##### Raw records #####

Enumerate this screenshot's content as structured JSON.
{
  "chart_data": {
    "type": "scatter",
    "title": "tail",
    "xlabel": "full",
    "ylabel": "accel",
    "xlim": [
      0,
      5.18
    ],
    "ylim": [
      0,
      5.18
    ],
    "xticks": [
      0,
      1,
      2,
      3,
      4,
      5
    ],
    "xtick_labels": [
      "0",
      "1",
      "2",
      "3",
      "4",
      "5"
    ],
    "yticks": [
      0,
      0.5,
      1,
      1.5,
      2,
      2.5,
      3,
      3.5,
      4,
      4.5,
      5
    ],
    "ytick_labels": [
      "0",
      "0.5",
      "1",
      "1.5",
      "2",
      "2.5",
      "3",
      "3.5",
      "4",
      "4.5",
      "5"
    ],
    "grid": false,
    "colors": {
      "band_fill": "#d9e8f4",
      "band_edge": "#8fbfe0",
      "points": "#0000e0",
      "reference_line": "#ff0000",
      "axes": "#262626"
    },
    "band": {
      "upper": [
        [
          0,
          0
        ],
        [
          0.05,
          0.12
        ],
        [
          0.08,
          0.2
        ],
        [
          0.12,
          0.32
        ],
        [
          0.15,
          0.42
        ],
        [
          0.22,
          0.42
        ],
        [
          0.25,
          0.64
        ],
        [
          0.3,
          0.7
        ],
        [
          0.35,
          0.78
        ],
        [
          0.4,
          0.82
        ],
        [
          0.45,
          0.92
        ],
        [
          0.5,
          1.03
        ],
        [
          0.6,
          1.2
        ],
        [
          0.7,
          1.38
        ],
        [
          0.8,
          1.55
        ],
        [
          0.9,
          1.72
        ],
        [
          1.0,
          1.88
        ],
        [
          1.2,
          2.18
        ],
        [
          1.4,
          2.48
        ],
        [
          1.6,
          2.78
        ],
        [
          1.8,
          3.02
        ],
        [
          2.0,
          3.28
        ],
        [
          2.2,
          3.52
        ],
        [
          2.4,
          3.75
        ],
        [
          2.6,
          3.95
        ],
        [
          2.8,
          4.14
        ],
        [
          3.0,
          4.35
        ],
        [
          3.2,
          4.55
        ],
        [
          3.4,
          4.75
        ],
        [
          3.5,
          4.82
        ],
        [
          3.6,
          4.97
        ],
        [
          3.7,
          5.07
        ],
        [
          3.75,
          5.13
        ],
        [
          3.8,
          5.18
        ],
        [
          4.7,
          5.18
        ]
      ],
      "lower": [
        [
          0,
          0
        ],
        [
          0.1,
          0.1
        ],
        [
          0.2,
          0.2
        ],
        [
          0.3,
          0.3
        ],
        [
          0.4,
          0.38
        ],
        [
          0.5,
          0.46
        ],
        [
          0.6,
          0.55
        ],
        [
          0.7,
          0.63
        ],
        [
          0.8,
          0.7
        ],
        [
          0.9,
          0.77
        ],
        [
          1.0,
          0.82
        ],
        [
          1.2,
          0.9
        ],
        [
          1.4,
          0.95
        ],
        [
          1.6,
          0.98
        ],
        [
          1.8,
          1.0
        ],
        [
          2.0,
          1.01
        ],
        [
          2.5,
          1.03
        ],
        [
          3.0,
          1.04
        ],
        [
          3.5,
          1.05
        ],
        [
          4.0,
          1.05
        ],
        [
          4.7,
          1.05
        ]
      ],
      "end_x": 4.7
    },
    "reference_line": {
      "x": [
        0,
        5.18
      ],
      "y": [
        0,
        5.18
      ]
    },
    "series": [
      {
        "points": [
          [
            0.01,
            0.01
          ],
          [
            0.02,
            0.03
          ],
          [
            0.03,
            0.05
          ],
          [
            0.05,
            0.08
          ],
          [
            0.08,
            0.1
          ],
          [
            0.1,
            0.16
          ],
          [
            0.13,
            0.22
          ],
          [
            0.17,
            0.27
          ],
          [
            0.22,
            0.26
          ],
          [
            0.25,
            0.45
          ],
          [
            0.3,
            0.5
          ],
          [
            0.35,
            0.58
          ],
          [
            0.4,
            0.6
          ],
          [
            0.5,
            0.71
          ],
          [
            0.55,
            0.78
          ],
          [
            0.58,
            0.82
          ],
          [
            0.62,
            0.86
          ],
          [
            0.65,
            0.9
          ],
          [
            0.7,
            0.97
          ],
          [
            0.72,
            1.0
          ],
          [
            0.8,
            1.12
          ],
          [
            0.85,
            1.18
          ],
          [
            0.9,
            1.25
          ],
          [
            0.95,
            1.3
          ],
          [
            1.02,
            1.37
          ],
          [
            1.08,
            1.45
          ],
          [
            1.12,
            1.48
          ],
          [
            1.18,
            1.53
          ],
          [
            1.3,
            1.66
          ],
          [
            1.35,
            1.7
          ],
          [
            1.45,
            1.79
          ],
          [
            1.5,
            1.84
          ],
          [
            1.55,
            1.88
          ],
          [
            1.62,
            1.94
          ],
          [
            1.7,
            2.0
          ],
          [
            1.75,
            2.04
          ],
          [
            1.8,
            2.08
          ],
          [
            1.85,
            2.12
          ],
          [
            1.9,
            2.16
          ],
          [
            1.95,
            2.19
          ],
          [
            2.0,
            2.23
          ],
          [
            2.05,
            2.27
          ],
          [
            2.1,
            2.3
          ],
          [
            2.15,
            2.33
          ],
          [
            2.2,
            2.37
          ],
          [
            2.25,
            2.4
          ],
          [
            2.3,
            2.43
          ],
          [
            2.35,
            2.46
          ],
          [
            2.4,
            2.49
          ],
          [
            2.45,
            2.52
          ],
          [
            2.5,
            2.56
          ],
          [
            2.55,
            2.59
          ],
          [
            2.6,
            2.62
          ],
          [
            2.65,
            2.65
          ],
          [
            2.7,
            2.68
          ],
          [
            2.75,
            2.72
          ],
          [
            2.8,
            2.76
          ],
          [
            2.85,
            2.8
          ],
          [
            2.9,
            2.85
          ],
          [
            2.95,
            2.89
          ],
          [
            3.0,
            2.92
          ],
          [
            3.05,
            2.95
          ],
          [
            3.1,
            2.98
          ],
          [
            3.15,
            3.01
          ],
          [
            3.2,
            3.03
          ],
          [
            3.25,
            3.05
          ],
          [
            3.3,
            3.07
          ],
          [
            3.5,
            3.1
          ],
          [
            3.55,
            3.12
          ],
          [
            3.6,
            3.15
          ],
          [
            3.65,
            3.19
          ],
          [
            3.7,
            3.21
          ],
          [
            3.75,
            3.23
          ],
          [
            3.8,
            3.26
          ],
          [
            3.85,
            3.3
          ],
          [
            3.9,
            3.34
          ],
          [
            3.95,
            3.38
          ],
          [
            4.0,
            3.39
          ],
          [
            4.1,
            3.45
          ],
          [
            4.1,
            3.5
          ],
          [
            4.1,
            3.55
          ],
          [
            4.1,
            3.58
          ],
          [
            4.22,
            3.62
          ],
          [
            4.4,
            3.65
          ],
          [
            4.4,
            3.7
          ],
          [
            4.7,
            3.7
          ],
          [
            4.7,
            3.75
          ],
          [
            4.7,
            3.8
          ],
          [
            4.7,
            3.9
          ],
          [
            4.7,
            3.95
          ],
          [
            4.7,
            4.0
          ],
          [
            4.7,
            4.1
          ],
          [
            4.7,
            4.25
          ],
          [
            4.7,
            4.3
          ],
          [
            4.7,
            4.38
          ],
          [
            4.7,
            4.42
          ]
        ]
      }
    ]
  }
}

#####

Set down every record above exactly as given.

■ **Completed exercise**:
Enumerate this screenshot's content as structured JSON.
{
  "chart_data": {
    "type": "scatter",
    "title": "tail",
    "xlabel": "full",
    "ylabel": "accel",
    "xlim": [
      0,
      5.18
    ],
    "ylim": [
      0,
      5.18
    ],
    "xticks": [
      0,
      1,
      2,
      3,
      4,
      5
    ],
    "xtick_labels": [
      "0",
      "1",
      "2",
      "3",
      "4",
      "5"
    ],
    "yticks": [
      0,
      0.5,
      1,
      1.5,
      2,
      2.5,
      3,
      3.5,
      4,
      4.5,
      5
    ],
    "ytick_labels": [
      "0",
      "0.5",
      "1",
      "1.5",
      "2",
      "2.5",
      "3",
      "3.5",
      "4",
      "4.5",
      "5"
    ],
    "grid": false,
    "colors": {
      "band_fill": "#d9e8f4",
      "band_edge": "#8fbfe0",
      "points": "#0000e0",
      "reference_line": "#ff0000",
      "axes": "#262626"
    },
    "band": {
      "upper": [
        [
          0,
          0
        ],
        [
          0.05,
          0.12
        ],
        [
          0.08,
          0.2
        ],
        [
          0.12,
          0.32
        ],
        [
          0.15,
          0.42
        ],
        [
          0.22,
          0.42
        ],
        [
          0.25,
          0.64
        ],
        [
          0.3,
          0.7
        ],
        [
          0.35,
          0.78
        ],
        [
          0.4,
          0.82
        ],
        [
          0.45,
          0.92
        ],
        [
          0.5,
          1.03
        ],
        [
          0.6,
          1.2
        ],
        [
          0.7,
          1.38
        ],
        [
          0.8,
          1.55
        ],
        [
          0.9,
          1.72
        ],
        [
          1.0,
          1.88
        ],
        [
          1.2,
          2.18
        ],
        [
          1.4,
          2.48
        ],
        [
          1.6,
          2.78
        ],
        [
          1.8,
          3.02
        ],
        [
          2.0,
          3.28
        ],
        [
          2.2,
          3.52
        ],
        [
          2.4,
          3.75
        ],
        [
          2.6,
          3.95
        ],
        [
          2.8,
          4.14
        ],
        [
          3.0,
          4.35
        ],
        [
          3.2,
          4.55
        ],
        [
          3.4,
          4.75
        ],
        [
          3.5,
          4.82
        ],
        [
          3.6,
          4.97
        ],
        [
          3.7,
          5.07
        ],
        [
          3.75,
          5.13
        ],
        [
          3.8,
          5.18
        ],
        [
          4.7,
          5.18
        ]
      ],
      "lower": [
        [
          0,
          0
        ],
        [
          0.1,
          0.1
        ],
        [
          0.2,
          0.2
        ],
        [
          0.3,
          0.3
        ],
        [
          0.4,
          0.38
        ],
        [
          0.5,
          0.46
        ],
        [
          0.6,
          0.55
        ],
        [
          0.7,
          0.63
        ],
        [
          0.8,
          0.7
        ],
        [
          0.9,
          0.77
        ],
        [
          1.0,
          0.82
        ],
        [
          1.2,
          0.9
        ],
        [
          1.4,
          0.95
        ],
        [
          1.6,
          0.98
        ],
        [
          1.8,
          1.0
        ],
        [
          2.0,
          1.01
        ],
        [
          2.5,
          1.03
        ],
        [
          3.0,
          1.04
        ],
        [
          3.5,
          1.05
        ],
        [
          4.0,
          1.05
        ],
        [
          4.7,
          1.05
        ]
      ],
      "end_x": 4.7
    },
    "reference_line": {
      "x": [
        0,
        5.18
      ],
      "y": [
        0,
        5.18
      ]
    },
    "series": [
      {
        "points": [
          [
            0.01,
            0.01
          ],
          [
            0.02,
            0.03
          ],
          [
            0.03,
            0.05
          ],
          [
            0.05,
            0.08
          ],
          [
            0.08,
            0.1
          ],
          [
            0.1,
            0.16
          ],
          [
            0.13,
            0.22
          ],
          [
            0.17,
            0.27
          ],
          [
            0.22,
            0.26
          ],
          [
            0.25,
            0.45
          ],
          [
            0.3,
            0.5
          ],
          [
            0.35,
            0.58
          ],
          [
            0.4,
            0.6
          ],
          [
            0.5,
            0.71
          ],
          [
            0.55,
            0.78
          ],
          [
            0.58,
            0.82
          ],
          [
            0.62,
            0.86
          ],
          [
            0.65,
            0.9
          ],
          [
            0.7,
            0.97
          ],
          [
            0.72,
            1.0
          ],
          [
            0.8,
            1.12
          ],
          [
            0.85,
            1.18
          ],
          [
            0.9,
            1.25
          ],
          [
            0.95,
            1.3
          ],
          [
            1.02,
            1.37
          ],
          [
            1.08,
            1.45
          ],
          [
            1.12,
            1.48
          ],
          [
            1.18,
            1.53
          ],
          [
            1.3,
            1.66
          ],
          [
            1.35,
            1.7
          ],
          [
            1.45,
            1.79
          ],
          [
            1.5,
            1.84
          ],
          [
            1.55,
            1.88
          ],
          [
            1.62,
            1.94
          ],
          [
            1.7,
            2.0
          ],
          [
            1.75,
            2.04
          ],
          [
            1.8,
            2.08
          ],
          [
            1.85,
            2.12
          ],
          [
            1.9,
            2.16
          ],
          [
            1.95,
            2.19
          ],
          [
            2.0,
            2.23
          ],
          [
            2.05,
            2.27
          ],
          [
            2.1,
            2.3
          ],
          [
            2.15,
            2.33
          ],
          [
            2.2,
            2.37
          ],
          [
            2.25,
            2.4
          ],
          [
            2.3,
            2.43
          ],
          [
            2.35,
            2.46
          ],
          [
            2.4,
            2.49
          ],
          [
            2.45,
            2.52
          ],
          [
            2.5,
            2.56
          ],
          [
            2.55,
            2.59
          ],
          [
            2.6,
            2.62
          ],
          [
            2.65,
            2.65
          ],
          [
            2.7,
            2.68
          ],
          [
            2.75,
            2.72
          ],
          [
            2.8,
            2.76
          ],
          [
            2.85,
            2.8
          ],
          [
            2.9,
            2.85
          ],
          [
            2.95,
            2.89
          ],
          [
            3.0,
            2.92
          ],
          [
            3.05,
            2.95
          ],
          [
            3.1,
            2.98
          ],
          [
            3.15,
            3.01
          ],
          [
            3.2,
            3.03
          ],
          [
            3.25,
            3.05
          ],
          [
            3.3,
            3.07
          ],
          [
            3.5,
            3.1
          ],
          [
            3.55,
            3.12
          ],
          [
            3.6,
            3.15
          ],
          [
            3.65,
            3.19
          ],
          [
            3.7,
            3.21
          ],
          [
            3.75,
            3.23
          ],
          [
            3.8,
            3.26
          ],
          [
            3.85,
            3.3
          ],
          [
            3.9,
            3.34
          ],
          [
            3.95,
            3.38
          ],
          [
            4.0,
            3.39
          ],
          [
            4.1,
            3.45
          ],
          [
            4.1,
            3.5
          ],
          [
            4.1,
            3.55
          ],
          [
            4.1,
            3.58
          ],
          [
            4.22,
            3.62
          ],
          [
            4.4,
            3.65
          ],
          [
            4.4,
            3.7
          ],
          [
            4.7,
            3.7
          ],
          [
            4.7,
            3.75
          ],
          [
            4.7,
            3.8
          ],
          [
            4.7,
            3.9
          ],
          [
            4.7,
            3.95
          ],
          [
            4.7,
            4.0
          ],
          [
            4.7,
            4.1
          ],
          [
            4.7,
            4.25
          ],
          [
            4.7,
            4.3
          ],
          [
            4.7,
            4.38
          ],
          [
            4.7,
            4.42
          ]
        ]
      }
    ]
  }
}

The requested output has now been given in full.